-- Instructions to follow --
Repeat the material exactly as it appears.

****

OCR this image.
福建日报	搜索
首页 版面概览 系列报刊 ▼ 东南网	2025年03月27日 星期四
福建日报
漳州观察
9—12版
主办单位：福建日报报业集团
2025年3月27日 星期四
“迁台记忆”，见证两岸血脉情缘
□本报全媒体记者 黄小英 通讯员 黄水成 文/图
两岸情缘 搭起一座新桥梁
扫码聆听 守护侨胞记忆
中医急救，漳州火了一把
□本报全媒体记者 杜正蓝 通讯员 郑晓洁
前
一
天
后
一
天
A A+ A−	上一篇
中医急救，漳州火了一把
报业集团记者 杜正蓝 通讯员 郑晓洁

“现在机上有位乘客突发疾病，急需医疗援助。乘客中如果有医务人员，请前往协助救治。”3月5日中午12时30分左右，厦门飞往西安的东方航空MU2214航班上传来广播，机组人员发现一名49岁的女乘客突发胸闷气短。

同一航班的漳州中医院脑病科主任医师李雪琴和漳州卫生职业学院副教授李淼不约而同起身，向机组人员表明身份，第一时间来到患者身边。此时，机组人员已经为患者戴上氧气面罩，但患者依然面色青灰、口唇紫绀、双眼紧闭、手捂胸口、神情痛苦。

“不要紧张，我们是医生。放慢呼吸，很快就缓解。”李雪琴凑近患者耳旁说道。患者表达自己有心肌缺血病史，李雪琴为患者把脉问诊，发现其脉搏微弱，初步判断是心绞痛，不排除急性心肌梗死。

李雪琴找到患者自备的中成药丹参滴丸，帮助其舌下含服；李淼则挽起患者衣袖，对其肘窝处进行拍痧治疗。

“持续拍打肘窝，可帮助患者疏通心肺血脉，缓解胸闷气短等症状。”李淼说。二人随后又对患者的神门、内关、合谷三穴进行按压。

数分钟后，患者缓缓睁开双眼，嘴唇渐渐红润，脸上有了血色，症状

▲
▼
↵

****

-- Response below --
OCR this image.
福建日报	搜索
首页 版面概览 系列报刊 ▼ 东南网	2025年03月27日 星期四
福建日报
漳州观察
9—12版
主办单位：福建日报报业集团
2025年3月27日 星期四
“迁台记忆”，见证两岸血脉情缘
□本报全媒体记者 黄小英 通讯员 黄水成 文/图
两岸情缘 搭起一座新桥梁
扫码聆听 守护侨胞记忆
中医急救，漳州火了一把
□本报全媒体记者 杜正蓝 通讯员 郑晓洁
前
一
天
后
一
天
A A+ A−	上一篇
中医急救，漳州火了一把
报业集团记者 杜正蓝 通讯员 郑晓洁

“现在机上有位乘客突发疾病，急需医疗援助。乘客中如果有医务人员，请前往协助救治。”3月5日中午12时30分左右，厦门飞往西安的东方航空MU2214航班上传来广播，机组人员发现一名49岁的女乘客突发胸闷气短。

同一航班的漳州中医院脑病科主任医师李雪琴和漳州卫生职业学院副教授李淼不约而同起身，向机组人员表明身份，第一时间来到患者身边。此时，机组人员已经为患者戴上氧气面罩，但患者依然面色青灰、口唇紫绀、双眼紧闭、手捂胸口、神情痛苦。

“不要紧张，我们是医生。放慢呼吸，很快就缓解。”李雪琴凑近患者耳旁说道。患者表达自己有心肌缺血病史，李雪琴为患者把脉问诊，发现其脉搏微弱，初步判断是心绞痛，不排除急性心肌梗死。

李雪琴找到患者自备的中成药丹参滴丸，帮助其舌下含服；李淼则挽起患者衣袖，对其肘窝处进行拍痧治疗。

“持续拍打肘窝，可帮助患者疏通心肺血脉，缓解胸闷气短等症状。”李淼说。二人随后又对患者的神门、内关、合谷三穴进行按压。

数分钟后，患者缓缓睁开双眼，嘴唇渐渐红润，脸上有了血色，症状

▲
▼
↵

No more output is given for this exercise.